Requests >>
1. Reproduce the wood-heating page word for word, beginning at the words "If you've never" and stopping after "safely and efficiently.".
2. Answer these questions from the wood-heating page:
(a) Which National Fire Protection Association standard has New Hampshire adopted?
(b) Whom should you contact to make sure your plans follow all state and local regulations?
(c) Who can tell you whether you'll need to modify your current coverage?
3. Does each statement agree with the wood-heating page? Answer yes or no, and quote the words that decide it.
(a) Some New Hampshire cities and towns have requirements beyond the NFPA 211 Standard.
(b) All insurance carriers use the same standards for homes heated with wood.
(c) Woodstove vendors may refer you to energy auditors.

Page text >>
§

Heating Your Home with Wood

  • firewood

Heating your living space safely and efficiently



If you've never burned wood for heat, if your home hasn't had a wood-heating appliance in continuous winter use in recent years, or if you plan to install a new wood-heating appliance, you'll need to inspect the chimney and make sure the house is set up to burn wood in the intended appliance safely and efficiently.

Consult an expert

If you feel unsure about your own ability to make the assessments recommended here, please consult an appropriate professional or town official to help you. Woodstove vendors may offer home assessments, stove installations, and referrals to experienced chimney professionals, masons, builders, or energy auditors. Some vendors offer a complete array of woodstove services.

Check with local fire and building officials before you install a wood stove

Although New Hampshire has adopted the National Fire Protection Association's 211 Standard for chimneys, fireplaces, vents, and solid fuel-burning appliances, some cities and towns have adopted additional requirements, which typically involve inspection of the wood heating appliance before use. Contact your town fire department or building inspector to make sure your plans follow all state and local regulations.

Notify your insurance agent of your plans to install a wood heating appliance

Each insurance carrier has its own standards regarding installation, inspection, and other aspects of heating an insured home with wood. Your agent can advise you about how to proceed and whether you'll need to modify your current coverage.

§

(Data entries)
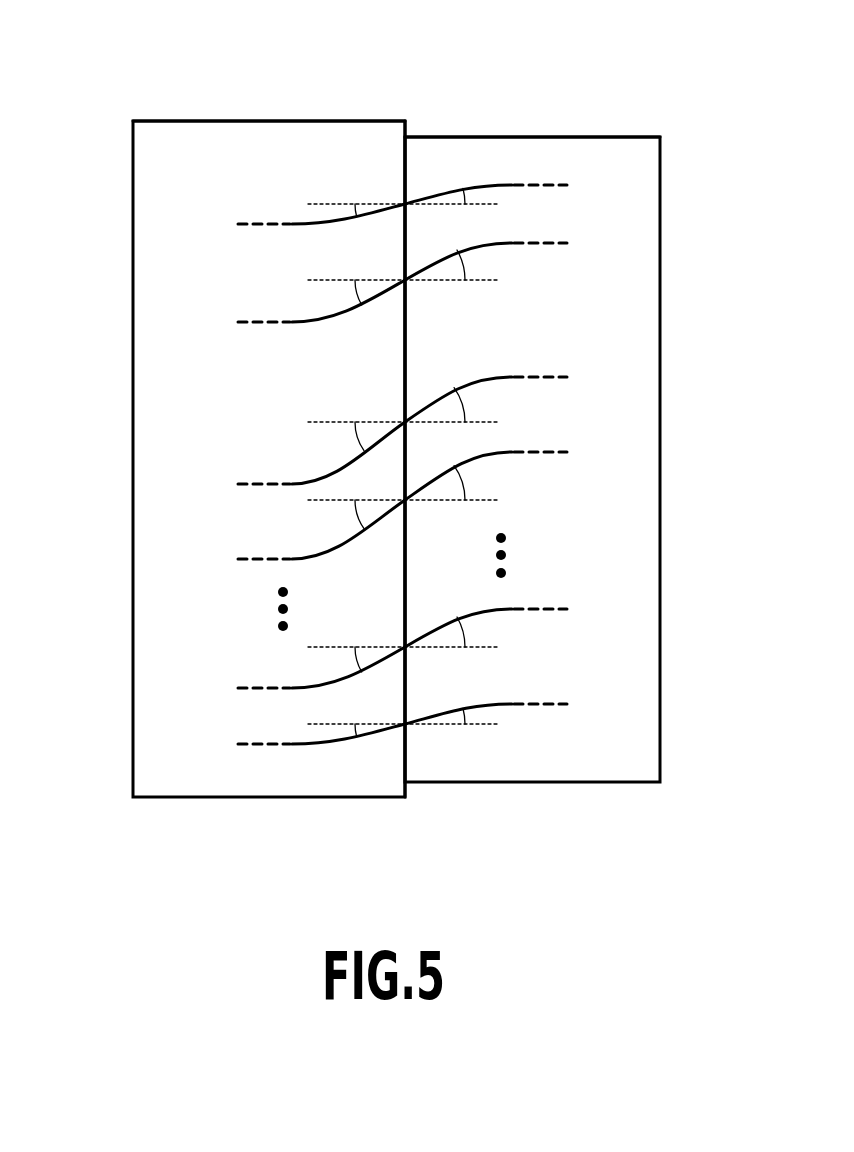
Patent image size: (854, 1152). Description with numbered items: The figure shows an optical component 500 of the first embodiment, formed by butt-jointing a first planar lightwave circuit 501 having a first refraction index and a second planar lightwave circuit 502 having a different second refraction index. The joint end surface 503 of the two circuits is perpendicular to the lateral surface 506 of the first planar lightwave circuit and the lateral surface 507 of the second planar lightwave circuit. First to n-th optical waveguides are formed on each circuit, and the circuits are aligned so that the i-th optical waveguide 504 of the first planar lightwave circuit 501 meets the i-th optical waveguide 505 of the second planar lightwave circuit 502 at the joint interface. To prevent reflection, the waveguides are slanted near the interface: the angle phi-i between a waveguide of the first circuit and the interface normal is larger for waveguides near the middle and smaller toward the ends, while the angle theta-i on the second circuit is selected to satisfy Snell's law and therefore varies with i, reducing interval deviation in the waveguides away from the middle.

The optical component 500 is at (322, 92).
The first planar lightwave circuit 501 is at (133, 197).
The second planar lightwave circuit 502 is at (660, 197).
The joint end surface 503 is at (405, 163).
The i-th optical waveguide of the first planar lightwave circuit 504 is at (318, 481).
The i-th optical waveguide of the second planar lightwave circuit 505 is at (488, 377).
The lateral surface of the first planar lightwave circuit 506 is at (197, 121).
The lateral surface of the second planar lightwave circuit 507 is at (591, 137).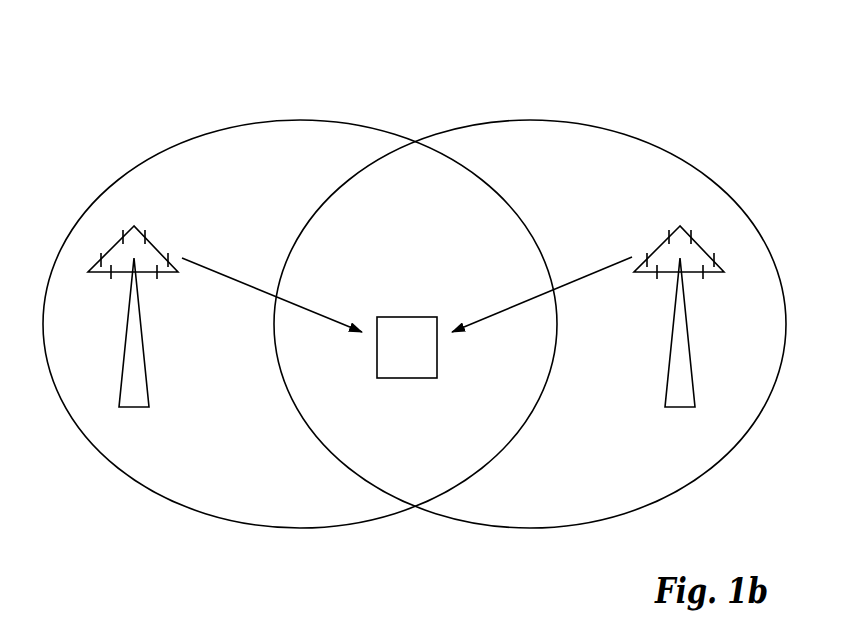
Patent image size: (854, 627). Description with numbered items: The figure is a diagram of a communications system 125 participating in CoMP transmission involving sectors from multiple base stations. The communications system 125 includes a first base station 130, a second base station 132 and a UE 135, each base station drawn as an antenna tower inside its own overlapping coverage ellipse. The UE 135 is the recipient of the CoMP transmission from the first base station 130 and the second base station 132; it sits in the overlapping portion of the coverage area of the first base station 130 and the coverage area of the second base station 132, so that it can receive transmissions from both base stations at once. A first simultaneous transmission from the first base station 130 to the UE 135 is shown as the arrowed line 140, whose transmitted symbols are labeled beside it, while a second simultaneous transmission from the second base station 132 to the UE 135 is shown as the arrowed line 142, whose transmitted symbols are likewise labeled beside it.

§

Response list >>
1.
If you've never burned wood for heat, if your home hasn't had a wood-heating appliance in continuous winter use in recent years, or if you plan to install a new wood-heating appliance, you'll need to inspect the chimney and make sure the house is set up to burn wood in the intended appliance safely and efficiently.

2.
(a) The 211 Standard, for chimneys, fireplaces, vents, and solid fuel-burning appliances.
(b) Your town fire department or building inspector.
(c) Your insurance agent.

3.
(a) Yes: "some cities and towns have adopted additional requirements"
(b) No: "Each insurance carrier has its own standards regarding installation, inspection, and other aspects of heating an insured home with wood."
(c) Yes: "Woodstove vendors may offer home assessments, stove installations, and referrals to experienced chimney professionals, masons, builders, or energy auditors."